Do this -> Copy out each line of the data holding "категории".
○ ○ ○ ○
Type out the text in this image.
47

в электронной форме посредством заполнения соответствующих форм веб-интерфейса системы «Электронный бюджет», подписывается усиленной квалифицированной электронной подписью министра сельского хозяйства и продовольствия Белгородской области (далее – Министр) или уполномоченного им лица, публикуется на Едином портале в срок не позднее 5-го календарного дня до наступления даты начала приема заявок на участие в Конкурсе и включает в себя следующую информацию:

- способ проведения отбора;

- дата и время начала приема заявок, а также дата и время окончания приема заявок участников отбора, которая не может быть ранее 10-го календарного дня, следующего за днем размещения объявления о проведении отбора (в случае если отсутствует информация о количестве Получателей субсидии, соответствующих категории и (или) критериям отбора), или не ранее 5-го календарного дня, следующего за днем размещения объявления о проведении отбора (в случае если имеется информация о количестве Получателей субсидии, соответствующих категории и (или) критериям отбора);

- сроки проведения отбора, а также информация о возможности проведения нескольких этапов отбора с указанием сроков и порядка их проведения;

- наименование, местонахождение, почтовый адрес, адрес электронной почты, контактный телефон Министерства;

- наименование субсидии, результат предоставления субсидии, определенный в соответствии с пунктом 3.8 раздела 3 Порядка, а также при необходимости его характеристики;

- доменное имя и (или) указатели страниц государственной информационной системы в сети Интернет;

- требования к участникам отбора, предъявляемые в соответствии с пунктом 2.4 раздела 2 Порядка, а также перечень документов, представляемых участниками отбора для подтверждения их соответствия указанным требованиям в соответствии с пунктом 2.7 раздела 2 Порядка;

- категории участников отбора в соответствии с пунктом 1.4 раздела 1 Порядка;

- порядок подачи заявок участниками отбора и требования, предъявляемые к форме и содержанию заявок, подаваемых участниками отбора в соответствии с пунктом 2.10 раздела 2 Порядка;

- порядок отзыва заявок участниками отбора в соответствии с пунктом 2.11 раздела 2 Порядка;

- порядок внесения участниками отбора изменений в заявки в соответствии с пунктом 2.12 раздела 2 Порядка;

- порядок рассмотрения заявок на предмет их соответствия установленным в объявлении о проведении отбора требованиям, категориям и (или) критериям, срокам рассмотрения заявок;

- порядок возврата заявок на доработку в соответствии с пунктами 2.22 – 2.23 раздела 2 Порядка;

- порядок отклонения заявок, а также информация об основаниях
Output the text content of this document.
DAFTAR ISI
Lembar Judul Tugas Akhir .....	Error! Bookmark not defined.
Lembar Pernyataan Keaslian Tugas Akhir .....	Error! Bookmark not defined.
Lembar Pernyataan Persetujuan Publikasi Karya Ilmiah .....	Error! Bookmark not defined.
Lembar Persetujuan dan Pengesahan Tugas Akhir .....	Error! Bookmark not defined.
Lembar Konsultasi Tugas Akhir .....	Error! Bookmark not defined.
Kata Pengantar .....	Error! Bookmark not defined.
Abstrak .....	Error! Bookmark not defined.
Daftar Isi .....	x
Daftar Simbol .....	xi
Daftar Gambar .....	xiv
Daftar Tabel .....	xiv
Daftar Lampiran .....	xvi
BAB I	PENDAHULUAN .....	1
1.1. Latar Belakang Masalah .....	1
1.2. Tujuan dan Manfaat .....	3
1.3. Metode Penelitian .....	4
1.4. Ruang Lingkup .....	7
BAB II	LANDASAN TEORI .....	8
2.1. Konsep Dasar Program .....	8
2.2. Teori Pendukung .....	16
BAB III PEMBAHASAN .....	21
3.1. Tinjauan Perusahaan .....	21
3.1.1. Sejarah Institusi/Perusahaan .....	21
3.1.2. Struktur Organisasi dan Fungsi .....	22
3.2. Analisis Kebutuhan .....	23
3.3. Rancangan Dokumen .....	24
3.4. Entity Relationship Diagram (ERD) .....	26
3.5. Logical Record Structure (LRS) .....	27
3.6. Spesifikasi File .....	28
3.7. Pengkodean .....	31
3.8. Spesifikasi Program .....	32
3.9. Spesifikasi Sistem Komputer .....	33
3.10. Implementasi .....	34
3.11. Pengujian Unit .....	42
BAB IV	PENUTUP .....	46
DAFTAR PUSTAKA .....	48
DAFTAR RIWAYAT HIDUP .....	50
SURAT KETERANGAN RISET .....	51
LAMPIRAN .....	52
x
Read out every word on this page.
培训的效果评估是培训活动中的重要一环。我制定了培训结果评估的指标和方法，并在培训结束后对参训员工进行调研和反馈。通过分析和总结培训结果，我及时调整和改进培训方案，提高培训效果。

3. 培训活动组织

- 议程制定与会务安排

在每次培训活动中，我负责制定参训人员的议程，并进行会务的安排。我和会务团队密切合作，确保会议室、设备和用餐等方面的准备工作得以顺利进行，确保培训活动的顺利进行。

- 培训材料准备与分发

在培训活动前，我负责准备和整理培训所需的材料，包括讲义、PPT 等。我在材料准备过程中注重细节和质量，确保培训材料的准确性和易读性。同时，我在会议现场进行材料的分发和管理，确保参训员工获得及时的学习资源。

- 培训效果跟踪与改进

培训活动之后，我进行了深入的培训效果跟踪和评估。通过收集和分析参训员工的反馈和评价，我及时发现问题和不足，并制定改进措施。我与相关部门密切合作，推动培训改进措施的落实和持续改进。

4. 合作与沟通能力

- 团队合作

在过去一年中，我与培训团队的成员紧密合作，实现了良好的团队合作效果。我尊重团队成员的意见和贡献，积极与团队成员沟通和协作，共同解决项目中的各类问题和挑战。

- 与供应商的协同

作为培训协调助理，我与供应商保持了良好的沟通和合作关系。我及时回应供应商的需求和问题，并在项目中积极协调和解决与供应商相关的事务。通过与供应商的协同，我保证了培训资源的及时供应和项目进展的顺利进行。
○ ○ ○ ○
Correct response ->
- дата и время начала приема заявок, а также дата и время окончания приема заявок участников отбора, которая не может быть ранее 10-го календарного дня, следующего за днем размещения объявления о проведении отбора (в случае если отсутствует информация о количестве Получателей субсидии, соответствующих категории и (или) критериям отбора), или не ранее 5-го календарного дня, следующего за днем размещения объявления о проведении отбора (в случае если имеется информация о количестве Получателей субсидии, соответствующих категории и (или) критериям отбора);
- категории участников отбора в соответствии с пунктом 1.4 раздела 1 Порядка;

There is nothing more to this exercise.